- Prompt:
Transcribe the material exactly. Images do not belong in the copy.

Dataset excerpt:

==========

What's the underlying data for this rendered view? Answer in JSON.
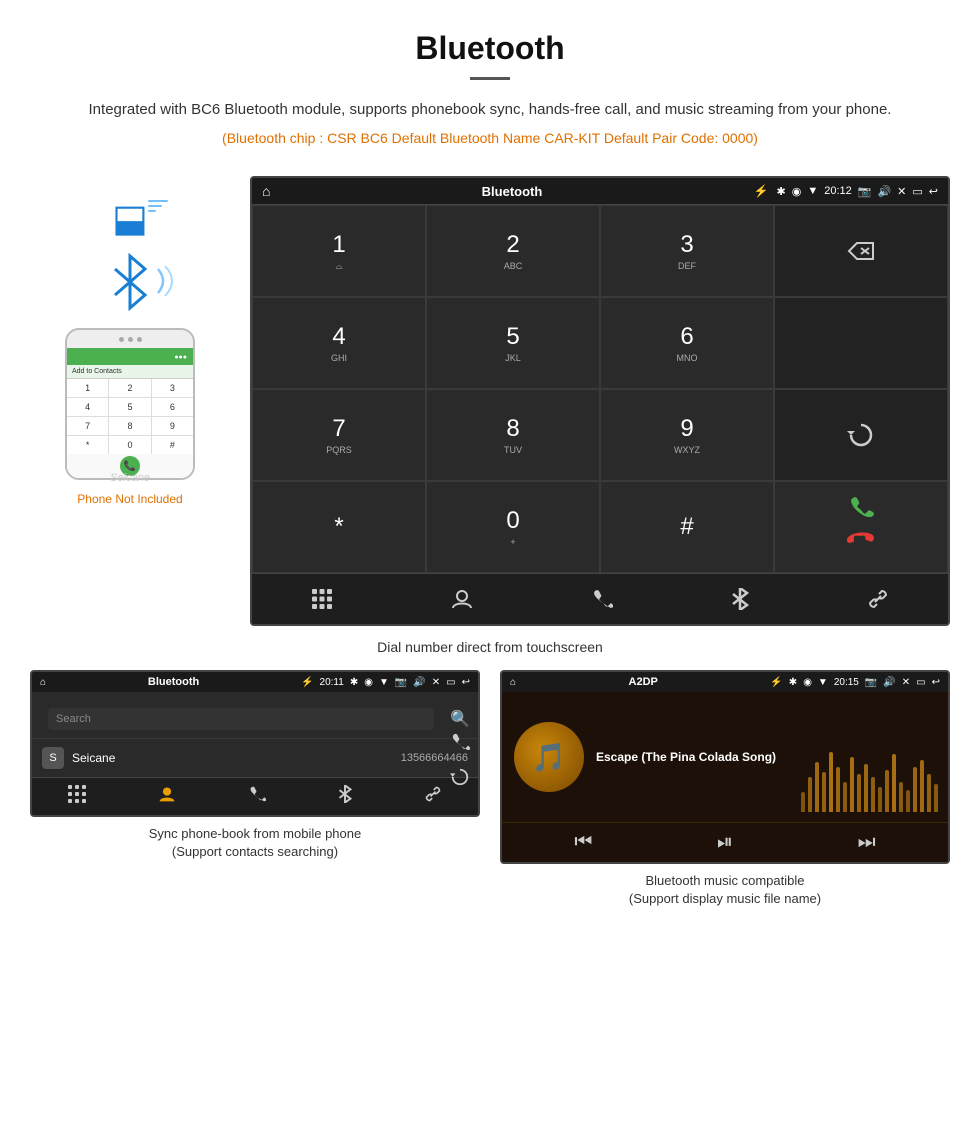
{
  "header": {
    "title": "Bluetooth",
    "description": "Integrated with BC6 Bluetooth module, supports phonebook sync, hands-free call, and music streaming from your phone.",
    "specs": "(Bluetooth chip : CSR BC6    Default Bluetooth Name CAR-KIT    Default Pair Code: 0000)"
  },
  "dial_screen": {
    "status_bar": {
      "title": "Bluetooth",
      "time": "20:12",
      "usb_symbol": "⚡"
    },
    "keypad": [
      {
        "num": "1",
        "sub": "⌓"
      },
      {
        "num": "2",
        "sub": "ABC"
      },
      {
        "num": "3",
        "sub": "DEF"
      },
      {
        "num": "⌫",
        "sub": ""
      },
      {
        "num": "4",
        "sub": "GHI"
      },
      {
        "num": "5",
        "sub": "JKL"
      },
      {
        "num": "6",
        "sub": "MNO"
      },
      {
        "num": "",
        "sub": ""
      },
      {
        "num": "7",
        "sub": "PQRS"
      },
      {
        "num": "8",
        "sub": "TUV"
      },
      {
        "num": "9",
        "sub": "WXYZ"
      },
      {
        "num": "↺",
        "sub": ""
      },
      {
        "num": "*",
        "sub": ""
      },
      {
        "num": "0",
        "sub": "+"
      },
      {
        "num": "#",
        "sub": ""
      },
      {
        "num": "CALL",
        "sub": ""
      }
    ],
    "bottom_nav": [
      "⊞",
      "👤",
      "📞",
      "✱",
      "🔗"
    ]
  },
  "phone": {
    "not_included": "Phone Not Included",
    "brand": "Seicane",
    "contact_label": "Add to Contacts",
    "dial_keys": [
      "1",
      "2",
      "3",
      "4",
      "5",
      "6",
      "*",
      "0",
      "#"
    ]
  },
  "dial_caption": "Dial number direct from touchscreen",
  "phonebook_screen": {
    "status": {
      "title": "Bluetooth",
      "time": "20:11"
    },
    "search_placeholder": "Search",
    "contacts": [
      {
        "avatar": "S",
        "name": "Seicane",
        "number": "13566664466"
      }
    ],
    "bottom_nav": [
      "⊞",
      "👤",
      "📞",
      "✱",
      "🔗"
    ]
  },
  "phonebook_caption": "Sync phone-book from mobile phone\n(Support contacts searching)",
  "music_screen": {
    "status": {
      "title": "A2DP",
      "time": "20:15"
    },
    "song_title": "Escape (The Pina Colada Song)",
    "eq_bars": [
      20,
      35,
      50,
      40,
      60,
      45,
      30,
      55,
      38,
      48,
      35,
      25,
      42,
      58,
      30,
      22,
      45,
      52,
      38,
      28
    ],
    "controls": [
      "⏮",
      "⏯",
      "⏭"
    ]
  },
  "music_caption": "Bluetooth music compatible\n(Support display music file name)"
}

==========

- Solved problem:
What's the underlying data for this rendered view? Answer in JSON.
{
  "header": {
    "title": "Bluetooth",
    "description": "Integrated with BC6 Bluetooth module, supports phonebook sync, hands-free call, and music streaming from your phone.",
    "specs": "(Bluetooth chip : CSR BC6    Default Bluetooth Name CAR-KIT    Default Pair Code: 0000)"
  },
  "dial_screen": {
    "status_bar": {
      "title": "Bluetooth",
      "time": "20:12",
      "usb_symbol": "⚡"
    },
    "keypad": [
      {
        "num": "1",
        "sub": "⌓"
      },
      {
        "num": "2",
        "sub": "ABC"
      },
      {
        "num": "3",
        "sub": "DEF"
      },
      {
        "num": "⌫",
        "sub": ""
      },
      {
        "num": "4",
        "sub": "GHI"
      },
      {
        "num": "5",
        "sub": "JKL"
      },
      {
        "num": "6",
        "sub": "MNO"
      },
      {
        "num": "",
        "sub": ""
      },
      {
        "num": "7",
        "sub": "PQRS"
      },
      {
        "num": "8",
        "sub": "TUV"
      },
      {
        "num": "9",
        "sub": "WXYZ"
      },
      {
        "num": "↺",
        "sub": ""
      },
      {
        "num": "*",
        "sub": ""
      },
      {
        "num": "0",
        "sub": "+"
      },
      {
        "num": "#",
        "sub": ""
      },
      {
        "num": "CALL",
        "sub": ""
      }
    ],
    "bottom_nav": [
      "⊞",
      "👤",
      "📞",
      "✱",
      "🔗"
    ]
  },
  "phone": {
    "not_included": "Phone Not Included",
    "brand": "Seicane",
    "contact_label": "Add to Contacts",
    "dial_keys": [
      "1",
      "2",
      "3",
      "4",
      "5",
      "6",
      "*",
      "0",
      "#"
    ]
  },
  "dial_caption": "Dial number direct from touchscreen",
  "phonebook_screen": {
    "status": {
      "title": "Bluetooth",
      "time": "20:11"
    },
    "search_placeholder": "Search",
    "contacts": [
      {
        "avatar": "S",
        "name": "Seicane",
        "number": "13566664466"
      }
    ],
    "bottom_nav": [
      "⊞",
      "👤",
      "📞",
      "✱",
      "🔗"
    ]
  },
  "phonebook_caption": "Sync phone-book from mobile phone\n(Support contacts searching)",
  "music_screen": {
    "status": {
      "title": "A2DP",
      "time": "20:15"
    },
    "song_title": "Escape (The Pina Colada Song)",
    "eq_bars": [
      20,
      35,
      50,
      40,
      60,
      45,
      30,
      55,
      38,
      48,
      35,
      25,
      42,
      58,
      30,
      22,
      45,
      52,
      38,
      28
    ],
    "controls": [
      "⏮",
      "⏯",
      "⏭"
    ]
  },
  "music_caption": "Bluetooth music compatible\n(Support display music file name)"
}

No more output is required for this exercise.